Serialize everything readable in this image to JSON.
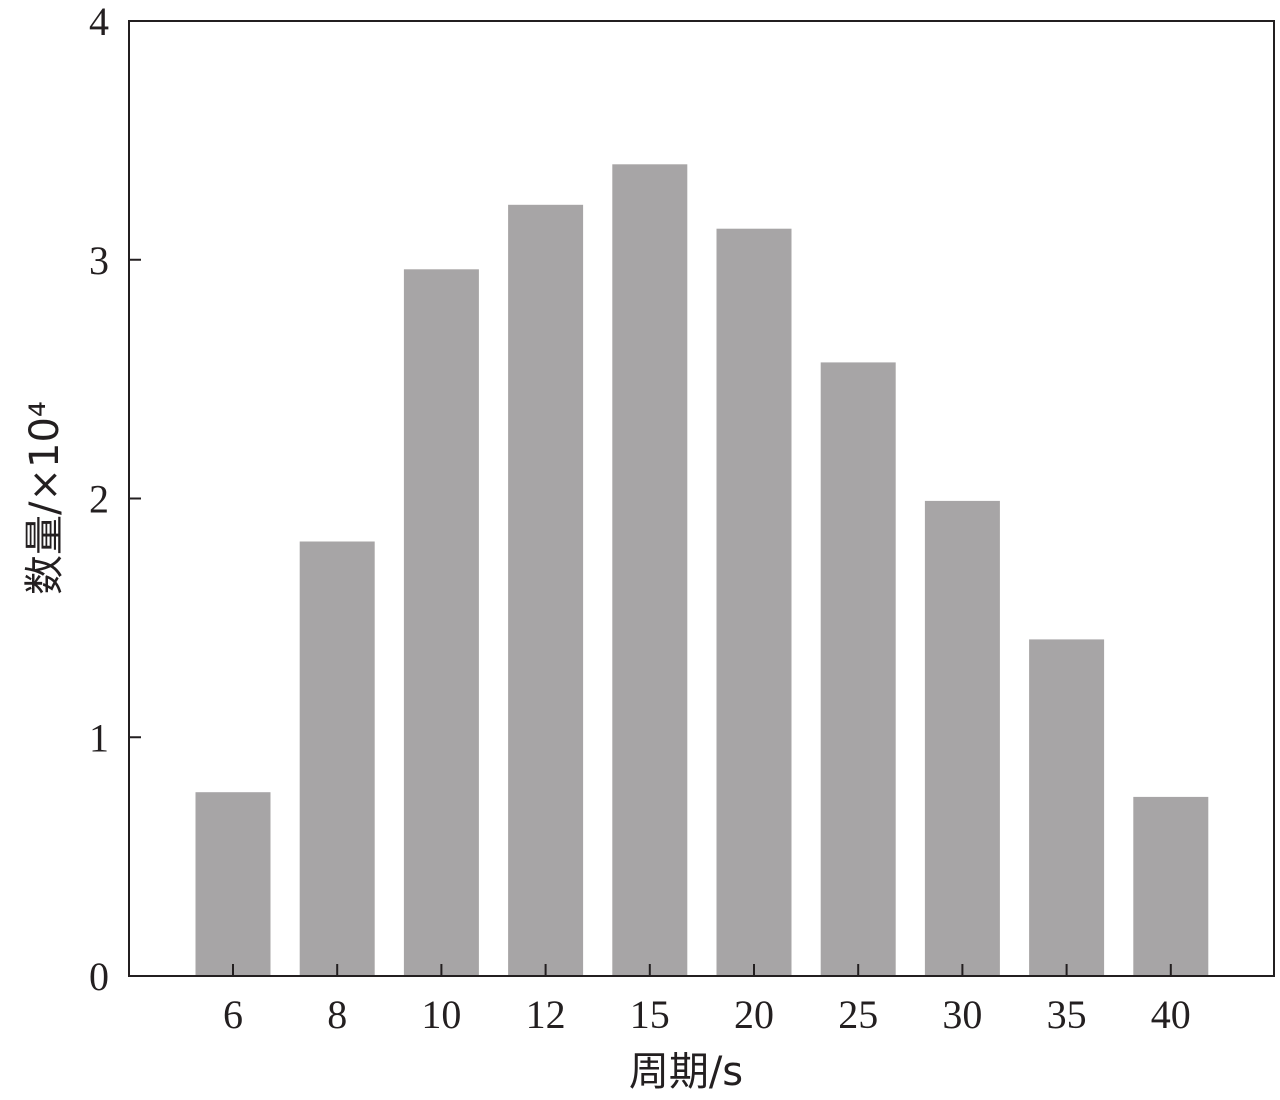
{
  "chart_data": {
    "type": "bar",
    "categories": [
      "6",
      "8",
      "10",
      "12",
      "15",
      "20",
      "25",
      "30",
      "35",
      "40"
    ],
    "values": [
      0.77,
      1.82,
      2.96,
      3.23,
      3.4,
      3.13,
      2.57,
      1.99,
      1.41,
      0.75
    ],
    "xlabel": "周期/s",
    "ylabel": "数量/×10⁴",
    "ylim": [
      0,
      4
    ],
    "yticks": [
      "0",
      "1",
      "2",
      "3",
      "4"
    ],
    "grid": false,
    "legend": "none",
    "colors": {
      "bar": "#a7a5a6",
      "axis": "#231f20"
    }
  }
}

################

* Your objective
Keep the pictures out of the copy and return the rest of the data above exactly.

* Answer to the problem
Serialize everything readable in this image to JSON.
{
  "chart_data": {
    "type": "bar",
    "categories": [
      "6",
      "8",
      "10",
      "12",
      "15",
      "20",
      "25",
      "30",
      "35",
      "40"
    ],
    "values": [
      0.77,
      1.82,
      2.96,
      3.23,
      3.4,
      3.13,
      2.57,
      1.99,
      1.41,
      0.75
    ],
    "xlabel": "周期/s",
    "ylabel": "数量/×10⁴",
    "ylim": [
      0,
      4
    ],
    "yticks": [
      "0",
      "1",
      "2",
      "3",
      "4"
    ],
    "grid": false,
    "legend": "none",
    "colors": {
      "bar": "#a7a5a6",
      "axis": "#231f20"
    }
  }
}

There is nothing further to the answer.